_Task objective_.
Scan the material and copy every line in which "CNPA" appears.

Records from a collection of figures:
════

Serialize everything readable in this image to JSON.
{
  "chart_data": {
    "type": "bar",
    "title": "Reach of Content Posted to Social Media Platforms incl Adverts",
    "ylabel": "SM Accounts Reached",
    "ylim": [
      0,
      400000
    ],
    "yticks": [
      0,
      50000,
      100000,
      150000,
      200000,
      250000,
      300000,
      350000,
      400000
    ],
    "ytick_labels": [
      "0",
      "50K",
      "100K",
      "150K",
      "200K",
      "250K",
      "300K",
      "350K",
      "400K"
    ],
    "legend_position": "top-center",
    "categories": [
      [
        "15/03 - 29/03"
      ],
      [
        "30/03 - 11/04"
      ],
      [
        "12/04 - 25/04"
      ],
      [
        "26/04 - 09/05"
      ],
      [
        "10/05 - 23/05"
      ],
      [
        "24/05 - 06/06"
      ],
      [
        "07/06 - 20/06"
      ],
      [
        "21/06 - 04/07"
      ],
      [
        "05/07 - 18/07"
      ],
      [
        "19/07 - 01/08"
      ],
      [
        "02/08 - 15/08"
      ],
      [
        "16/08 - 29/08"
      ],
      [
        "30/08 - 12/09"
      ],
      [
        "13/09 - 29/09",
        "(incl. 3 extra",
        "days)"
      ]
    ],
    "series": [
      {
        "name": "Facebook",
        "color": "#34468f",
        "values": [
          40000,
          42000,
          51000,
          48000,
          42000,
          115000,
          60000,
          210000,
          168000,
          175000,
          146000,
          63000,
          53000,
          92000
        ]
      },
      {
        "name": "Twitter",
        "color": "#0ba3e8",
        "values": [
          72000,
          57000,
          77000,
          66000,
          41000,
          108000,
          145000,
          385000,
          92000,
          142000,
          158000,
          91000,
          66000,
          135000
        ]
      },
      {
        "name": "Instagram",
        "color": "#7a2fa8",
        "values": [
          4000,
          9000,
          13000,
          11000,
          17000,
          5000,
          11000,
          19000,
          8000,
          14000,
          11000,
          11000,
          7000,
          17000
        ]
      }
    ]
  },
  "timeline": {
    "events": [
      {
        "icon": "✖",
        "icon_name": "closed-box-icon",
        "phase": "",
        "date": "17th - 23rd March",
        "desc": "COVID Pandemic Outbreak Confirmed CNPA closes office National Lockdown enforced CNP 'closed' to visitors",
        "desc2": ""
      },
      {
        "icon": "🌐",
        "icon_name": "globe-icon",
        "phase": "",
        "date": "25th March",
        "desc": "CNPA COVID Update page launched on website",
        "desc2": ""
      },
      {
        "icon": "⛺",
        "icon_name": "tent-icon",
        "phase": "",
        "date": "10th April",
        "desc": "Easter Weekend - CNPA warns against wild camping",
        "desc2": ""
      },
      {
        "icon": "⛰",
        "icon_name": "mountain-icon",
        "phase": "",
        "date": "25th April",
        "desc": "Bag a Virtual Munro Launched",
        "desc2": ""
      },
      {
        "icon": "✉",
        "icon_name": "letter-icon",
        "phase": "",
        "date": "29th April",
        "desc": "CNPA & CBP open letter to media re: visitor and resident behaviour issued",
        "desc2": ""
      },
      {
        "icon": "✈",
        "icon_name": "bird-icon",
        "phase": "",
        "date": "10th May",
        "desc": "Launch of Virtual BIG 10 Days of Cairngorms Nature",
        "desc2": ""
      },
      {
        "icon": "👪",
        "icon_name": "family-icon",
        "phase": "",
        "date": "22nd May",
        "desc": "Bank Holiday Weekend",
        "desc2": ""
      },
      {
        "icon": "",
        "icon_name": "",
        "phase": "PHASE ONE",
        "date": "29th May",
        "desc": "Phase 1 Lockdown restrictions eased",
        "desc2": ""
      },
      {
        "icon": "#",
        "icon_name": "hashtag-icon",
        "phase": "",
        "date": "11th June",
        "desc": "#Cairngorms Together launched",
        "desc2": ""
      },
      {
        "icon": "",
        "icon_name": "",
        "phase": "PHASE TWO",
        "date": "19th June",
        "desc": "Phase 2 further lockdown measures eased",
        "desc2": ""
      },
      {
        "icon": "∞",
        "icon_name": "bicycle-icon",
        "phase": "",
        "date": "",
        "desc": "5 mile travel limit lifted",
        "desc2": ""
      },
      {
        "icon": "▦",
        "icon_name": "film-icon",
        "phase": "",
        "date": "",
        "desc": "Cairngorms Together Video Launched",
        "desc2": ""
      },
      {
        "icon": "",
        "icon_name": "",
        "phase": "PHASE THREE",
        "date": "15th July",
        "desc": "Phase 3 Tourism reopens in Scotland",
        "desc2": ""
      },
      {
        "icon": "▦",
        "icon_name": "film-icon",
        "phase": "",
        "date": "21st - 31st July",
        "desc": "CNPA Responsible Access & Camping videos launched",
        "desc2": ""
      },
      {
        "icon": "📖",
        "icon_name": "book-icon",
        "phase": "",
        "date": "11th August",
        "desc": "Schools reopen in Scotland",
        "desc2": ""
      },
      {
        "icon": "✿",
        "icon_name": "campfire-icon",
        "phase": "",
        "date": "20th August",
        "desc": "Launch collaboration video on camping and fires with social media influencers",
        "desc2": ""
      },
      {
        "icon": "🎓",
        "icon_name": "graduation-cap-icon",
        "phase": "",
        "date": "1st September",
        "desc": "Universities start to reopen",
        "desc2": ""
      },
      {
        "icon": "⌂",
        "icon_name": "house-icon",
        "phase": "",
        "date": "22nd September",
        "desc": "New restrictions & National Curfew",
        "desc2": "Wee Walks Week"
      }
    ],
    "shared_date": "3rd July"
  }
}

════

_Exercise response_.
        "desc": "COVID Pandemic Outbreak Confirmed CNPA closes office National Lockdown enforced CNP 'closed' to visitors",
        "desc": "CNPA COVID Update page launched on website",
        "desc": "Easter Weekend - CNPA warns against wild camping",
        "desc": "CNPA & CBP open letter to media re: visitor and resident behaviour issued",
        "desc": "CNPA Responsible Access & Camping videos launched",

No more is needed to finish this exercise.